• _Work required_:
Give every line again exactly as it appears, please, but not the pictures.

=== Material provided ===

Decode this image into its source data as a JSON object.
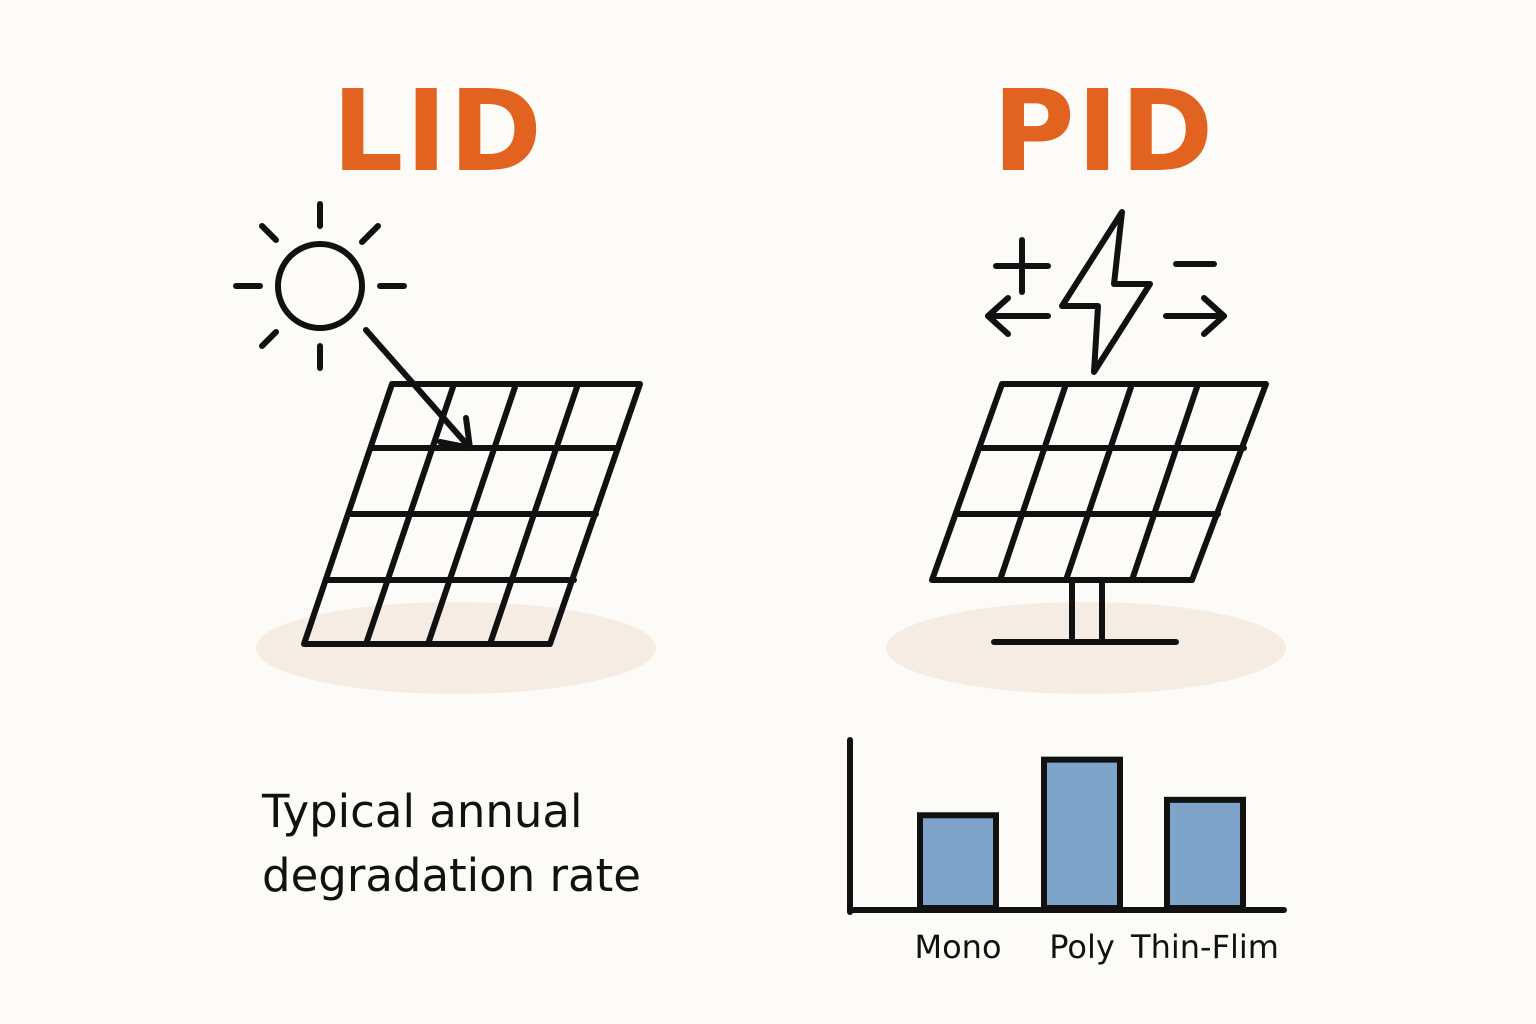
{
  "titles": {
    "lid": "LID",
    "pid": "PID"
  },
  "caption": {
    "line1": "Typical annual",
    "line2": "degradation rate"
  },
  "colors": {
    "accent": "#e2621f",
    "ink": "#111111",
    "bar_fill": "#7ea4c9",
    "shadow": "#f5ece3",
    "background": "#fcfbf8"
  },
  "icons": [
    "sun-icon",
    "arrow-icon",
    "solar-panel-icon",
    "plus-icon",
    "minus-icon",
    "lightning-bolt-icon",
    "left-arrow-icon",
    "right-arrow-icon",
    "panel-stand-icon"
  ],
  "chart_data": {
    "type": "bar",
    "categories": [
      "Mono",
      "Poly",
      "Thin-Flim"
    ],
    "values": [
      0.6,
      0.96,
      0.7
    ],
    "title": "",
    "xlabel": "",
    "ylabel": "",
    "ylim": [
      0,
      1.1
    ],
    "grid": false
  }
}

===

• _Written solution_:
Decode this image into its source data as a JSON object.
{
  "titles": {
    "lid": "LID",
    "pid": "PID"
  },
  "caption": {
    "line1": "Typical annual",
    "line2": "degradation rate"
  },
  "colors": {
    "accent": "#e2621f",
    "ink": "#111111",
    "bar_fill": "#7ea4c9",
    "shadow": "#f5ece3",
    "background": "#fcfbf8"
  },
  "icons": [
    "sun-icon",
    "arrow-icon",
    "solar-panel-icon",
    "plus-icon",
    "minus-icon",
    "lightning-bolt-icon",
    "left-arrow-icon",
    "right-arrow-icon",
    "panel-stand-icon"
  ],
  "chart_data": {
    "type": "bar",
    "categories": [
      "Mono",
      "Poly",
      "Thin-Flim"
    ],
    "values": [
      0.6,
      0.96,
      0.7
    ],
    "title": "",
    "xlabel": "",
    "ylabel": "",
    "ylim": [
      0,
      1.1
    ],
    "grid": false
  }
}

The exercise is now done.